▶ [Set task]
Print the data exactly as it is given, please.

Data listing
-------------------------
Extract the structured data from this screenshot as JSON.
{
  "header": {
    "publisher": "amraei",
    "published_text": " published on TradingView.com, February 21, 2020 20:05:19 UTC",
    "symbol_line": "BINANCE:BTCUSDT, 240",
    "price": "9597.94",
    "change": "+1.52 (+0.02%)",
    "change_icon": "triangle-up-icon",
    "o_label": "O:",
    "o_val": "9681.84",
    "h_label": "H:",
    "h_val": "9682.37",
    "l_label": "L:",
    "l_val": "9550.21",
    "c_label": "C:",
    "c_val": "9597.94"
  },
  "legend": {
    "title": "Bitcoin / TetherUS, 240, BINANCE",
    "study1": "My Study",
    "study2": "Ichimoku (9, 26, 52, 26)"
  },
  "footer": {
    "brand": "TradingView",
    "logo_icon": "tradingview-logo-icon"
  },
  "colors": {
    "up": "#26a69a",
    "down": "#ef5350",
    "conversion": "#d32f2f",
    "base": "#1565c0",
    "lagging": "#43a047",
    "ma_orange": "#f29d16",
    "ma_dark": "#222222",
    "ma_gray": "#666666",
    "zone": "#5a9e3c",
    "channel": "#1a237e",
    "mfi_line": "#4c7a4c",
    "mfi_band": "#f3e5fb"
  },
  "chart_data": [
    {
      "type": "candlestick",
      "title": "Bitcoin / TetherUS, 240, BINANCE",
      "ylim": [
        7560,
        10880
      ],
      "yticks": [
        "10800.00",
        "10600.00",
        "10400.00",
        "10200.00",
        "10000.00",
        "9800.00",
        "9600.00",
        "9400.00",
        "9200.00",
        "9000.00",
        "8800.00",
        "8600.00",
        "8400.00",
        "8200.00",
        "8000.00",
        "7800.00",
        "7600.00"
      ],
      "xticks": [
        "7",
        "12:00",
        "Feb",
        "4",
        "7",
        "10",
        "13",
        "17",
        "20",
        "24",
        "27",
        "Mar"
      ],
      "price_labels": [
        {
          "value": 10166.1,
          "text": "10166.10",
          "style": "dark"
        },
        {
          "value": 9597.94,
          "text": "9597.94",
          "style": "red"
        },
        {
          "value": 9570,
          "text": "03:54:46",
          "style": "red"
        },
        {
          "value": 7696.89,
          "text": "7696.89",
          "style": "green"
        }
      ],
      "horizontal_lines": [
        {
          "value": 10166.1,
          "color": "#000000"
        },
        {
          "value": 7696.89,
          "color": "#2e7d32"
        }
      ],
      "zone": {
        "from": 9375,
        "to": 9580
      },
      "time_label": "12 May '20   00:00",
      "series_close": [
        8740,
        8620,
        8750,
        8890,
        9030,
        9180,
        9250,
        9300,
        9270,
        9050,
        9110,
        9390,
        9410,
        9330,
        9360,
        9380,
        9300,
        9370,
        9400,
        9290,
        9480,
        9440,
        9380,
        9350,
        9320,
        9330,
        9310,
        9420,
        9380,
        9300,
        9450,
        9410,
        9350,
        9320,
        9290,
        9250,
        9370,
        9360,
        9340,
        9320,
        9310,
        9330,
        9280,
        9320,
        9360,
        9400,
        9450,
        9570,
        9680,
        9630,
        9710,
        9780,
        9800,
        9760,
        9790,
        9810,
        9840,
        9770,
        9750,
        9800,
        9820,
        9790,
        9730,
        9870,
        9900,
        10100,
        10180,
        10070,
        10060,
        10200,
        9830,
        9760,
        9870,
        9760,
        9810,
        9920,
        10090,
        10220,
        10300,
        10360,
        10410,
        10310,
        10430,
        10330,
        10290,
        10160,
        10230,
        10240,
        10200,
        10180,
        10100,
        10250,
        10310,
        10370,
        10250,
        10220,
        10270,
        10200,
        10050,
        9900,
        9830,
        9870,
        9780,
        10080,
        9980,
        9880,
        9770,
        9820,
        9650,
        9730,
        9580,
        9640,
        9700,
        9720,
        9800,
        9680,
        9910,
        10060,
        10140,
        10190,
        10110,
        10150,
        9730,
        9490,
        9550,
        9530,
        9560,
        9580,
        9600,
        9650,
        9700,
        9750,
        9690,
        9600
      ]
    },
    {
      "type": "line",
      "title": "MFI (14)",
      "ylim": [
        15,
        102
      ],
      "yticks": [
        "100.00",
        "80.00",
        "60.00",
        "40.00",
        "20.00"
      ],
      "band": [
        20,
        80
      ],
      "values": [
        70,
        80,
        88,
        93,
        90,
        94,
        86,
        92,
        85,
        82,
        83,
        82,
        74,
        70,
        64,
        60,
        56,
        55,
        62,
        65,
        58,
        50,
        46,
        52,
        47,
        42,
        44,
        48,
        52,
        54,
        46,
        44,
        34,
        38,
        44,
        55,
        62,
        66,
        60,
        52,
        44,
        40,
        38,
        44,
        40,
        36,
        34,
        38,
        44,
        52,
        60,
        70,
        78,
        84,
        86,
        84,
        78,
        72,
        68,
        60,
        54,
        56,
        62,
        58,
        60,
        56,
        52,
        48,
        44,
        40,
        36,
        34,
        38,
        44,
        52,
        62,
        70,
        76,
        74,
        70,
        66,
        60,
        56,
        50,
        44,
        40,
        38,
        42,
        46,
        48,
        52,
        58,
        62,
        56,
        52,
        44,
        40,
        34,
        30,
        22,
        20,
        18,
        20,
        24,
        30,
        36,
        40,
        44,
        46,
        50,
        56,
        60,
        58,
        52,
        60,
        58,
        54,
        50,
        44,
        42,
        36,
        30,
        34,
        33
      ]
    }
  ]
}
-------------------------
▶ [The result]
Extract the structured data from this screenshot as JSON.
{
  "header": {
    "publisher": "amraei",
    "published_text": " published on TradingView.com, February 21, 2020 20:05:19 UTC",
    "symbol_line": "BINANCE:BTCUSDT, 240",
    "price": "9597.94",
    "change": "+1.52 (+0.02%)",
    "change_icon": "triangle-up-icon",
    "o_label": "O:",
    "o_val": "9681.84",
    "h_label": "H:",
    "h_val": "9682.37",
    "l_label": "L:",
    "l_val": "9550.21",
    "c_label": "C:",
    "c_val": "9597.94"
  },
  "legend": {
    "title": "Bitcoin / TetherUS, 240, BINANCE",
    "study1": "My Study",
    "study2": "Ichimoku (9, 26, 52, 26)"
  },
  "footer": {
    "brand": "TradingView",
    "logo_icon": "tradingview-logo-icon"
  },
  "colors": {
    "up": "#26a69a",
    "down": "#ef5350",
    "conversion": "#d32f2f",
    "base": "#1565c0",
    "lagging": "#43a047",
    "ma_orange": "#f29d16",
    "ma_dark": "#222222",
    "ma_gray": "#666666",
    "zone": "#5a9e3c",
    "channel": "#1a237e",
    "mfi_line": "#4c7a4c",
    "mfi_band": "#f3e5fb"
  },
  "chart_data": [
    {
      "type": "candlestick",
      "title": "Bitcoin / TetherUS, 240, BINANCE",
      "ylim": [
        7560,
        10880
      ],
      "yticks": [
        "10800.00",
        "10600.00",
        "10400.00",
        "10200.00",
        "10000.00",
        "9800.00",
        "9600.00",
        "9400.00",
        "9200.00",
        "9000.00",
        "8800.00",
        "8600.00",
        "8400.00",
        "8200.00",
        "8000.00",
        "7800.00",
        "7600.00"
      ],
      "xticks": [
        "7",
        "12:00",
        "Feb",
        "4",
        "7",
        "10",
        "13",
        "17",
        "20",
        "24",
        "27",
        "Mar"
      ],
      "price_labels": [
        {
          "value": 10166.1,
          "text": "10166.10",
          "style": "dark"
        },
        {
          "value": 9597.94,
          "text": "9597.94",
          "style": "red"
        },
        {
          "value": 9570,
          "text": "03:54:46",
          "style": "red"
        },
        {
          "value": 7696.89,
          "text": "7696.89",
          "style": "green"
        }
      ],
      "horizontal_lines": [
        {
          "value": 10166.1,
          "color": "#000000"
        },
        {
          "value": 7696.89,
          "color": "#2e7d32"
        }
      ],
      "zone": {
        "from": 9375,
        "to": 9580
      },
      "time_label": "12 May '20   00:00",
      "series_close": [
        8740,
        8620,
        8750,
        8890,
        9030,
        9180,
        9250,
        9300,
        9270,
        9050,
        9110,
        9390,
        9410,
        9330,
        9360,
        9380,
        9300,
        9370,
        9400,
        9290,
        9480,
        9440,
        9380,
        9350,
        9320,
        9330,
        9310,
        9420,
        9380,
        9300,
        9450,
        9410,
        9350,
        9320,
        9290,
        9250,
        9370,
        9360,
        9340,
        9320,
        9310,
        9330,
        9280,
        9320,
        9360,
        9400,
        9450,
        9570,
        9680,
        9630,
        9710,
        9780,
        9800,
        9760,
        9790,
        9810,
        9840,
        9770,
        9750,
        9800,
        9820,
        9790,
        9730,
        9870,
        9900,
        10100,
        10180,
        10070,
        10060,
        10200,
        9830,
        9760,
        9870,
        9760,
        9810,
        9920,
        10090,
        10220,
        10300,
        10360,
        10410,
        10310,
        10430,
        10330,
        10290,
        10160,
        10230,
        10240,
        10200,
        10180,
        10100,
        10250,
        10310,
        10370,
        10250,
        10220,
        10270,
        10200,
        10050,
        9900,
        9830,
        9870,
        9780,
        10080,
        9980,
        9880,
        9770,
        9820,
        9650,
        9730,
        9580,
        9640,
        9700,
        9720,
        9800,
        9680,
        9910,
        10060,
        10140,
        10190,
        10110,
        10150,
        9730,
        9490,
        9550,
        9530,
        9560,
        9580,
        9600,
        9650,
        9700,
        9750,
        9690,
        9600
      ]
    },
    {
      "type": "line",
      "title": "MFI (14)",
      "ylim": [
        15,
        102
      ],
      "yticks": [
        "100.00",
        "80.00",
        "60.00",
        "40.00",
        "20.00"
      ],
      "band": [
        20,
        80
      ],
      "values": [
        70,
        80,
        88,
        93,
        90,
        94,
        86,
        92,
        85,
        82,
        83,
        82,
        74,
        70,
        64,
        60,
        56,
        55,
        62,
        65,
        58,
        50,
        46,
        52,
        47,
        42,
        44,
        48,
        52,
        54,
        46,
        44,
        34,
        38,
        44,
        55,
        62,
        66,
        60,
        52,
        44,
        40,
        38,
        44,
        40,
        36,
        34,
        38,
        44,
        52,
        60,
        70,
        78,
        84,
        86,
        84,
        78,
        72,
        68,
        60,
        54,
        56,
        62,
        58,
        60,
        56,
        52,
        48,
        44,
        40,
        36,
        34,
        38,
        44,
        52,
        62,
        70,
        76,
        74,
        70,
        66,
        60,
        56,
        50,
        44,
        40,
        38,
        42,
        46,
        48,
        52,
        58,
        62,
        56,
        52,
        44,
        40,
        34,
        30,
        22,
        20,
        18,
        20,
        24,
        30,
        36,
        40,
        44,
        46,
        50,
        56,
        60,
        58,
        52,
        60,
        58,
        54,
        50,
        44,
        42,
        36,
        30,
        34,
        33
      ]
    }
  ]
}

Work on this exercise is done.